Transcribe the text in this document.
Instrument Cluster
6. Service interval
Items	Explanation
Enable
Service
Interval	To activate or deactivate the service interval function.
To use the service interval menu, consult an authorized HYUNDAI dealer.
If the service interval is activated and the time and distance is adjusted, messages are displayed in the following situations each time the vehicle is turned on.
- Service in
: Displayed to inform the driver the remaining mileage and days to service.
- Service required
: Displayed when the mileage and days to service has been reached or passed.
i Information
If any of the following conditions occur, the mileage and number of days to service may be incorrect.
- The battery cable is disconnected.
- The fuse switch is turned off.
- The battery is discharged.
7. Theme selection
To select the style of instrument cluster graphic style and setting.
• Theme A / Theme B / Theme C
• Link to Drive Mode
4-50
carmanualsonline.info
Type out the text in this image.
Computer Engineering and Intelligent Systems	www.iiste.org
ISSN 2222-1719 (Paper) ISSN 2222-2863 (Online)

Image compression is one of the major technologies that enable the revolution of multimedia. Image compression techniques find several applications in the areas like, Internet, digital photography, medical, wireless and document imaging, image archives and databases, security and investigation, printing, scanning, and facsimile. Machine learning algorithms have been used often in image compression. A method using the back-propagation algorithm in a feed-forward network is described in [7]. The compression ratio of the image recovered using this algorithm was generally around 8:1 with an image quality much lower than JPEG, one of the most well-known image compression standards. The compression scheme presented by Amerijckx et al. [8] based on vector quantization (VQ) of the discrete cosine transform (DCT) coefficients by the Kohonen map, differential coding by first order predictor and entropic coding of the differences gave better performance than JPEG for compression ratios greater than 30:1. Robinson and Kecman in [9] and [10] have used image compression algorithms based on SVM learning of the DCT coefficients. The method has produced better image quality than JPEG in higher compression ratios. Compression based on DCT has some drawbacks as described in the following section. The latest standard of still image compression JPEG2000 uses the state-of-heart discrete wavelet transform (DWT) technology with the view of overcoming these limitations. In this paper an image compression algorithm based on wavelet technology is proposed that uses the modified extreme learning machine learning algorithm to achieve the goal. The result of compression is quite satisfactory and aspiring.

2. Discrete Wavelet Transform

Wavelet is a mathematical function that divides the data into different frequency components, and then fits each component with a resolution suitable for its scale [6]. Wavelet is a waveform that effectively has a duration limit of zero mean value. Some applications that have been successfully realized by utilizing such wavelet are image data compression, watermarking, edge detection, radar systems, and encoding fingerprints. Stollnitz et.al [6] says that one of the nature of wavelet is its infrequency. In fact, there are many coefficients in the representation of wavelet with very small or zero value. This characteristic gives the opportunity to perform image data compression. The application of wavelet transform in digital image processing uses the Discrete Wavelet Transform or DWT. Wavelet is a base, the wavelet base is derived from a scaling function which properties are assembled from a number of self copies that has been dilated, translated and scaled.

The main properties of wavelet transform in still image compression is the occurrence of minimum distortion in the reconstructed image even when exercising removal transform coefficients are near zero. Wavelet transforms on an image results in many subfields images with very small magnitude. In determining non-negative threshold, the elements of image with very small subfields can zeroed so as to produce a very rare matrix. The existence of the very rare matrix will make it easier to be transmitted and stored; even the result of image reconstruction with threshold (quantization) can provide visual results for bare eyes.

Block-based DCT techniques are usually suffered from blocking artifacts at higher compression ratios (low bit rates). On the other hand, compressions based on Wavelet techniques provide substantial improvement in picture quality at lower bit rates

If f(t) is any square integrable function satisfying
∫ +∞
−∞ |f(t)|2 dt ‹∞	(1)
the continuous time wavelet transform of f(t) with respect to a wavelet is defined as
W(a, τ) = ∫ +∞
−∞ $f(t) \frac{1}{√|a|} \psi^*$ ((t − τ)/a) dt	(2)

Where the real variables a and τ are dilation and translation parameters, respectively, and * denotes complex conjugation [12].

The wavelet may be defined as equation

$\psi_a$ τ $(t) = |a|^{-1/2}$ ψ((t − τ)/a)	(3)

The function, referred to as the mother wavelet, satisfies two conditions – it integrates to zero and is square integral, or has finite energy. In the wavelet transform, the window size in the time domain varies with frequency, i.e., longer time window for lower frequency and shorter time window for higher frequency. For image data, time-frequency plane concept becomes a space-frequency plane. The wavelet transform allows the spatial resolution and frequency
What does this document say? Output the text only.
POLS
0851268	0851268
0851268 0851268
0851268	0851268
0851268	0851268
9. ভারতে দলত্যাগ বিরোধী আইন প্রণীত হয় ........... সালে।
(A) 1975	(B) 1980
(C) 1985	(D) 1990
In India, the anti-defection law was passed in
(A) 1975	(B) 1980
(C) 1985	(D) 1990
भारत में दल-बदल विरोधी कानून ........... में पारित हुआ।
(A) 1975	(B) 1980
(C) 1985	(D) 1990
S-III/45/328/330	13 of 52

● ● ●

Exercise details: From the line that contains "What does this" down to the last line of the listing above, repeat each line exactly, and include nothing else.

Exercise result:
What does this document say? Output the text only.
POLS
0851268	0851268
0851268 0851268
0851268	0851268
0851268	0851268
9. ভারতে দলত্যাগ বিরোধী আইন প্রণীত হয় ........... সালে।
(A) 1975	(B) 1980
(C) 1985	(D) 1990
In India, the anti-defection law was passed in
(A) 1975	(B) 1980
(C) 1985	(D) 1990
भारत में दल-बदल विरोधी कानून ........... में पारित हुआ।
(A) 1975	(B) 1980
(C) 1985	(D) 1990
S-III/45/328/330	13 of 52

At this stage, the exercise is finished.